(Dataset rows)
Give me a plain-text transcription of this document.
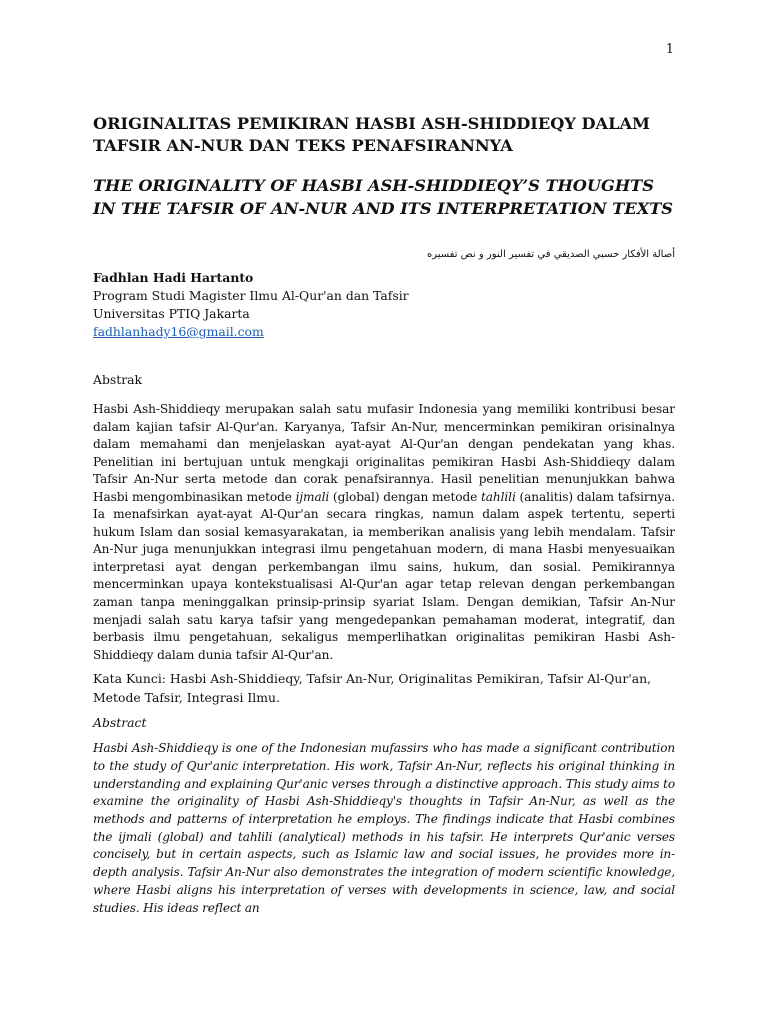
1
ORIGINALITAS PEMIKIRAN HASBI ASH-SHIDDIEQY DALAM TAFSIR AN-NUR DAN TEKS PENAFSIRANNYA
THE ORIGINALITY OF HASBI ASH-SHIDDIEQY’S THOUGHTS IN THE TAFSIR OF AN-NUR AND ITS INTERPRETATION TEXTS
أصالة الأفكار حسبي الصديقي في تفسير النور و نص تفسيره
Fadhlan Hadi Hartanto
Program Studi Magister Ilmu Al-Qur'an dan Tafsir
Universitas PTIQ Jakarta
fadhlanhady16@gmail.com
Abstrak
Hasbi Ash-Shiddieqy merupakan salah satu mufasir Indonesia yang memiliki kontribusi besar dalam kajian tafsir Al-Qur'an. Karyanya, Tafsir An-Nur, mencerminkan pemikiran orisinalnya dalam memahami dan menjelaskan ayat-ayat Al-Qur'an dengan pendekatan yang khas. Penelitian ini bertujuan untuk mengkaji originalitas pemikiran Hasbi Ash-Shiddieqy dalam Tafsir An-Nur serta metode dan corak penafsirannya. Hasil penelitian menunjukkan bahwa Hasbi mengombinasikan metode ijmali (global) dengan metode tahlili (analitis) dalam tafsirnya. Ia menafsirkan ayat-ayat Al-Qur'an secara ringkas, namun dalam aspek tertentu, seperti hukum Islam dan sosial kemasyarakatan, ia memberikan analisis yang lebih mendalam. Tafsir An-Nur juga menunjukkan integrasi ilmu pengetahuan modern, di mana Hasbi menyesuaikan interpretasi ayat dengan perkembangan ilmu sains, hukum, dan sosial. Pemikirannya mencerminkan upaya kontekstualisasi Al-Qur'an agar tetap relevan dengan perkembangan zaman tanpa meninggalkan prinsip-prinsip syariat Islam. Dengan demikian, Tafsir An-Nur menjadi salah satu karya tafsir yang mengedepankan pemahaman moderat, integratif, dan berbasis ilmu pengetahuan, sekaligus memperlihatkan originalitas pemikiran Hasbi Ash-Shiddieqy dalam dunia tafsir Al-Qur'an.
Kata Kunci: Hasbi Ash-Shiddieqy, Tafsir An-Nur, Originalitas Pemikiran, Tafsir Al-Qur'an, Metode Tafsir, Integrasi Ilmu.
Abstract
Hasbi Ash-Shiddieqy is one of the Indonesian mufassirs who has made a significant contribution to the study of Qur'anic interpretation. His work, Tafsir An-Nur, reflects his original thinking in understanding and explaining Qur'anic verses through a distinctive approach. This study aims to examine the originality of Hasbi Ash-Shiddieqy's thoughts in Tafsir An-Nur, as well as the methods and patterns of interpretation he employs. The findings indicate that Hasbi combines the ijmali (global) and tahlili (analytical) methods in his tafsir. He interprets Qur'anic verses concisely, but in certain aspects, such as Islamic law and social issues, he provides more in-depth analysis. Tafsir An-Nur also demonstrates the integration of modern scientific knowledge, where Hasbi aligns his interpretation of verses with developments in science, law, and social studies. His ideas reflect an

▶ **Written problem**: Copy out every line of the material above exactly, skipping the pictures.

▶ **Output below**:
Give me a plain-text transcription of this document.
1
ORIGINALITAS PEMIKIRAN HASBI ASH-SHIDDIEQY DALAM TAFSIR AN-NUR DAN TEKS PENAFSIRANNYA
THE ORIGINALITY OF HASBI ASH-SHIDDIEQY’S THOUGHTS IN THE TAFSIR OF AN-NUR AND ITS INTERPRETATION TEXTS
أصالة الأفكار حسبي الصديقي في تفسير النور و نص تفسيره
Fadhlan Hadi Hartanto
Program Studi Magister Ilmu Al-Qur'an dan Tafsir
Universitas PTIQ Jakarta
fadhlanhady16@gmail.com
Abstrak
Hasbi Ash-Shiddieqy merupakan salah satu mufasir Indonesia yang memiliki kontribusi besar dalam kajian tafsir Al-Qur'an. Karyanya, Tafsir An-Nur, mencerminkan pemikiran orisinalnya dalam memahami dan menjelaskan ayat-ayat Al-Qur'an dengan pendekatan yang khas. Penelitian ini bertujuan untuk mengkaji originalitas pemikiran Hasbi Ash-Shiddieqy dalam Tafsir An-Nur serta metode dan corak penafsirannya. Hasil penelitian menunjukkan bahwa Hasbi mengombinasikan metode ijmali (global) dengan metode tahlili (analitis) dalam tafsirnya. Ia menafsirkan ayat-ayat Al-Qur'an secara ringkas, namun dalam aspek tertentu, seperti hukum Islam dan sosial kemasyarakatan, ia memberikan analisis yang lebih mendalam. Tafsir An-Nur juga menunjukkan integrasi ilmu pengetahuan modern, di mana Hasbi menyesuaikan interpretasi ayat dengan perkembangan ilmu sains, hukum, dan sosial. Pemikirannya mencerminkan upaya kontekstualisasi Al-Qur'an agar tetap relevan dengan perkembangan zaman tanpa meninggalkan prinsip-prinsip syariat Islam. Dengan demikian, Tafsir An-Nur menjadi salah satu karya tafsir yang mengedepankan pemahaman moderat, integratif, dan berbasis ilmu pengetahuan, sekaligus memperlihatkan originalitas pemikiran Hasbi Ash-Shiddieqy dalam dunia tafsir Al-Qur'an.
Kata Kunci: Hasbi Ash-Shiddieqy, Tafsir An-Nur, Originalitas Pemikiran, Tafsir Al-Qur'an, Metode Tafsir, Integrasi Ilmu.
Abstract
Hasbi Ash-Shiddieqy is one of the Indonesian mufassirs who has made a significant contribution to the study of Qur'anic interpretation. His work, Tafsir An-Nur, reflects his original thinking in understanding and explaining Qur'anic verses through a distinctive approach. This study aims to examine the originality of Hasbi Ash-Shiddieqy's thoughts in Tafsir An-Nur, as well as the methods and patterns of interpretation he employs. The findings indicate that Hasbi combines the ijmali (global) and tahlili (analytical) methods in his tafsir. He interprets Qur'anic verses concisely, but in certain aspects, such as Islamic law and social issues, he provides more in-depth analysis. Tafsir An-Nur also demonstrates the integration of modern scientific knowledge, where Hasbi aligns his interpretation of verses with developments in science, law, and social studies. His ideas reflect an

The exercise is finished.